-- BEGIN PROVIDED DATA --

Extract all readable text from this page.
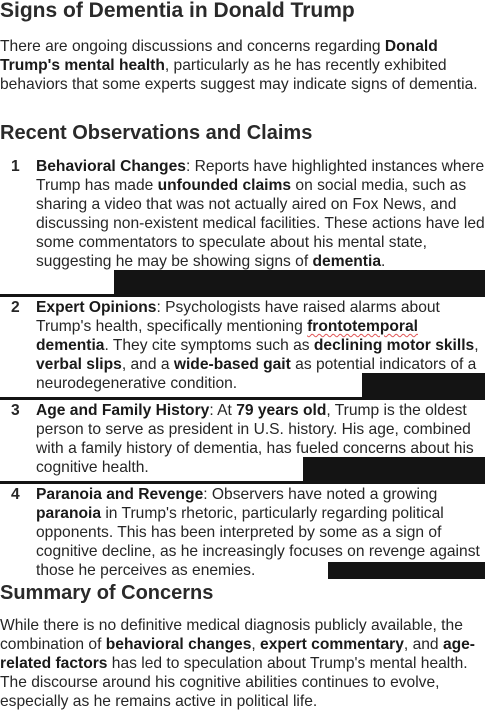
Signs of Dementia in Donald Trump

There are ongoing discussions and concerns regarding Donald Trump's mental health, particularly as he has recently exhibited behaviors that some experts suggest may indicate signs of dementia.

Recent Observations and Claims
1 Behavioral Changes: Reports have highlighted instances where Trump has made unfounded claims on social media, such as sharing a video that was not actually aired on Fox News, and discussing non-existent medical facilities. These actions have led some commentators to speculate about his mental state, suggesting he may be showing signs of dementia.

2 Expert Opinions: Psychologists have raised alarms about Trump's health, specifically mentioning frontotemporal dementia. They cite symptoms such as declining motor skills, verbal slips, and a wide-based gait as potential indicators of a neurodegenerative condition.

3 Age and Family History: At 79 years old, Trump is the oldest person to serve as president in U.S. history. His age, combined with a family history of dementia, has fueled concerns about his cognitive health.

4 Paranoia and Revenge: Observers have noted a growing paranoia in Trump's rhetoric, particularly regarding political opponents. This has been interpreted by some as a sign of cognitive decline, as he increasingly focuses on revenge against those he perceives as enemies.

Summary of Concerns

While there is no definitive medical diagnosis publicly available, the combination of behavioral changes, expert commentary, and age-related factors has led to speculation about Trump's mental health. The discourse around his cognitive abilities continues to evolve, especially as he remains active in political life.
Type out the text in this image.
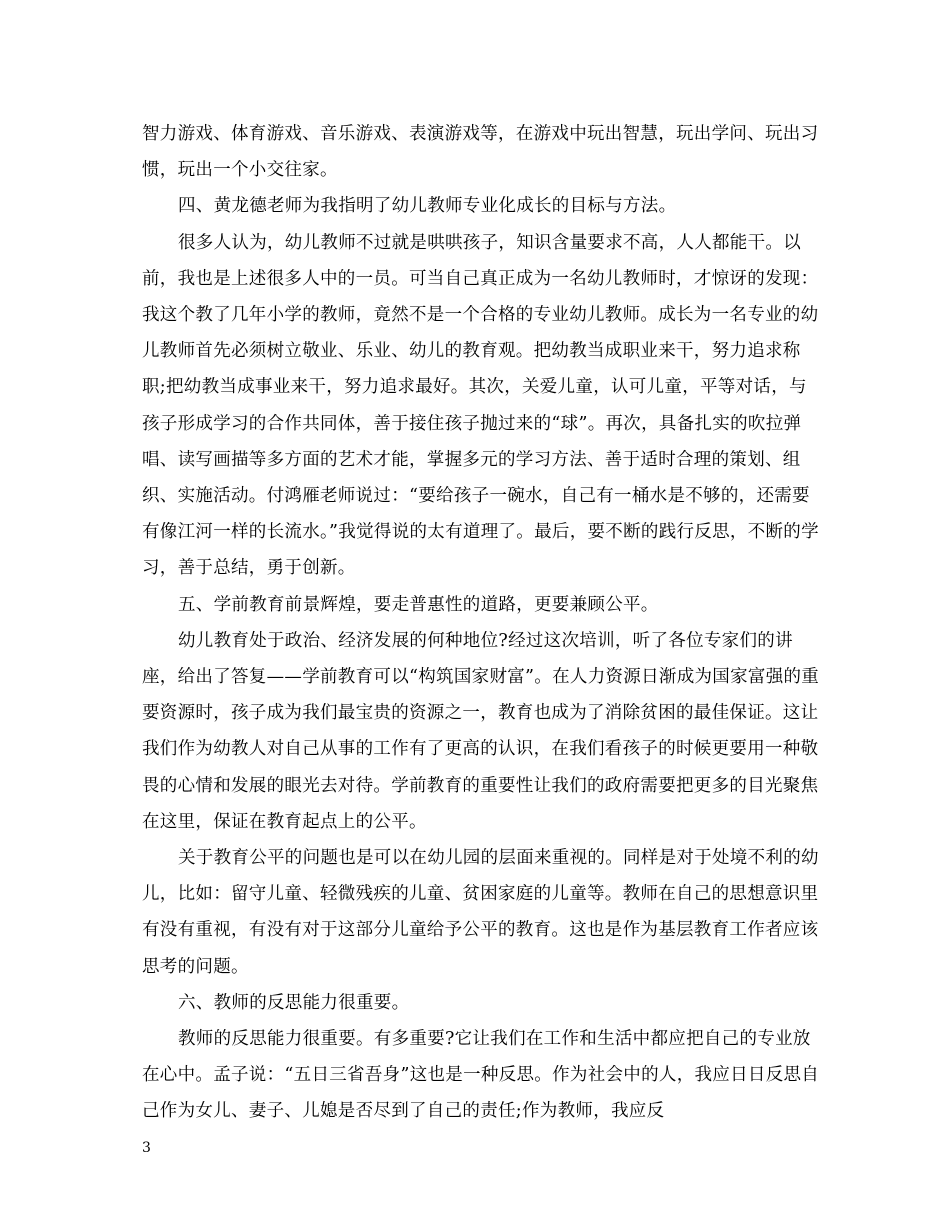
智力游戏、体育游戏、音乐游戏、表演游戏等，在游戏中玩出智慧，玩出学问、玩出习惯，玩出一个小交往家。

四、黄龙德老师为我指明了幼儿教师专业化成长的目标与方法。

很多人认为，幼儿教师不过就是哄哄孩子，知识含量要求不高，人人都能干。以前，我也是上述很多人中的一员。可当自己真正成为一名幼儿教师时，才惊讶的发现：我这个教了几年小学的教师，竟然不是一个合格的专业幼儿教师。成长为一名专业的幼儿教师首先必须树立敬业、乐业、幼儿的教育观。把幼教当成职业来干，努力追求称职;把幼教当成事业来干，努力追求最好。其次，关爱儿童，认可儿童，平等对话，与孩子形成学习的合作共同体，善于接住孩子抛过来的“球”。再次，具备扎实的吹拉弹唱、读写画描等多方面的艺术才能，掌握多元的学习方法、善于适时合理的策划、组织、实施活动。付鸿雁老师说过：“要给孩子一碗水，自己有一桶水是不够的，还需要有像江河一样的长流水。”我觉得说的太有道理了。最后，要不断的践行反思，不断的学习，善于总结，勇于创新。

五、学前教育前景辉煌，要走普惠性的道路，更要兼顾公平。

幼儿教育处于政治、经济发展的何种地位?经过这次培训，听了各位专家们的讲座，给出了答复——学前教育可以“构筑国家财富”。在人力资源日渐成为国家富强的重要资源时，孩子成为我们最宝贵的资源之一，教育也成为了消除贫困的最佳保证。这让我们作为幼教人对自己从事的工作有了更高的认识，在我们看孩子的时候更要用一种敬畏的心情和发展的眼光去对待。学前教育的重要性让我们的政府需要把更多的目光聚焦在这里，保证在教育起点上的公平。

关于教育公平的问题也是可以在幼儿园的层面来重视的。同样是对于处境不利的幼儿，比如：留守儿童、轻微残疾的儿童、贫困家庭的儿童等。教师在自己的思想意识里有没有重视，有没有对于这部分儿童给予公平的教育。这也是作为基层教育工作者应该思考的问题。

六、教师的反思能力很重要。

教师的反思能力很重要。有多重要?它让我们在工作和生活中都应把自己的专业放在心中。孟子说：“五日三省吾身”这也是一种反思。作为社会中的人，我应日日反思自己作为女儿、妻子、儿媳是否尽到了自己的责任;作为教师，我应反

3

-- END PROVIDED DATA --

— AIM —
Output the entries above exactly, without their pictures.

— ANSWER BELOW —
Extract all readable text from this page.
Signs of Dementia in Donald Trump

There are ongoing discussions and concerns regarding Donald Trump's mental health, particularly as he has recently exhibited behaviors that some experts suggest may indicate signs of dementia.

Recent Observations and Claims
1 Behavioral Changes: Reports have highlighted instances where Trump has made unfounded claims on social media, such as sharing a video that was not actually aired on Fox News, and discussing non-existent medical facilities. These actions have led some commentators to speculate about his mental state, suggesting he may be showing signs of dementia.

2 Expert Opinions: Psychologists have raised alarms about Trump's health, specifically mentioning frontotemporal dementia. They cite symptoms such as declining motor skills, verbal slips, and a wide-based gait as potential indicators of a neurodegenerative condition.

3 Age and Family History: At 79 years old, Trump is the oldest person to serve as president in U.S. history. His age, combined with a family history of dementia, has fueled concerns about his cognitive health.

4 Paranoia and Revenge: Observers have noted a growing paranoia in Trump's rhetoric, particularly regarding political opponents. This has been interpreted by some as a sign of cognitive decline, as he increasingly focuses on revenge against those he perceives as enemies.

Summary of Concerns

While there is no definitive medical diagnosis publicly available, the combination of behavioral changes, expert commentary, and age-related factors has led to speculation about Trump's mental health. The discourse around his cognitive abilities continues to evolve, especially as he remains active in political life.
Type out the text in this image.
智力游戏、体育游戏、音乐游戏、表演游戏等，在游戏中玩出智慧，玩出学问、玩出习惯，玩出一个小交往家。

四、黄龙德老师为我指明了幼儿教师专业化成长的目标与方法。

很多人认为，幼儿教师不过就是哄哄孩子，知识含量要求不高，人人都能干。以前，我也是上述很多人中的一员。可当自己真正成为一名幼儿教师时，才惊讶的发现：我这个教了几年小学的教师，竟然不是一个合格的专业幼儿教师。成长为一名专业的幼儿教师首先必须树立敬业、乐业、幼儿的教育观。把幼教当成职业来干，努力追求称职;把幼教当成事业来干，努力追求最好。其次，关爱儿童，认可儿童，平等对话，与孩子形成学习的合作共同体，善于接住孩子抛过来的“球”。再次，具备扎实的吹拉弹唱、读写画描等多方面的艺术才能，掌握多元的学习方法、善于适时合理的策划、组织、实施活动。付鸿雁老师说过：“要给孩子一碗水，自己有一桶水是不够的，还需要有像江河一样的长流水。”我觉得说的太有道理了。最后，要不断的践行反思，不断的学习，善于总结，勇于创新。

五、学前教育前景辉煌，要走普惠性的道路，更要兼顾公平。

幼儿教育处于政治、经济发展的何种地位?经过这次培训，听了各位专家们的讲座，给出了答复——学前教育可以“构筑国家财富”。在人力资源日渐成为国家富强的重要资源时，孩子成为我们最宝贵的资源之一，教育也成为了消除贫困的最佳保证。这让我们作为幼教人对自己从事的工作有了更高的认识，在我们看孩子的时候更要用一种敬畏的心情和发展的眼光去对待。学前教育的重要性让我们的政府需要把更多的目光聚焦在这里，保证在教育起点上的公平。

关于教育公平的问题也是可以在幼儿园的层面来重视的。同样是对于处境不利的幼儿，比如：留守儿童、轻微残疾的儿童、贫困家庭的儿童等。教师在自己的思想意识里有没有重视，有没有对于这部分儿童给予公平的教育。这也是作为基层教育工作者应该思考的问题。

六、教师的反思能力很重要。

教师的反思能力很重要。有多重要?它让我们在工作和生活中都应把自己的专业放在心中。孟子说：“五日三省吾身”这也是一种反思。作为社会中的人，我应日日反思自己作为女儿、妻子、儿媳是否尽到了自己的责任;作为教师，我应反

3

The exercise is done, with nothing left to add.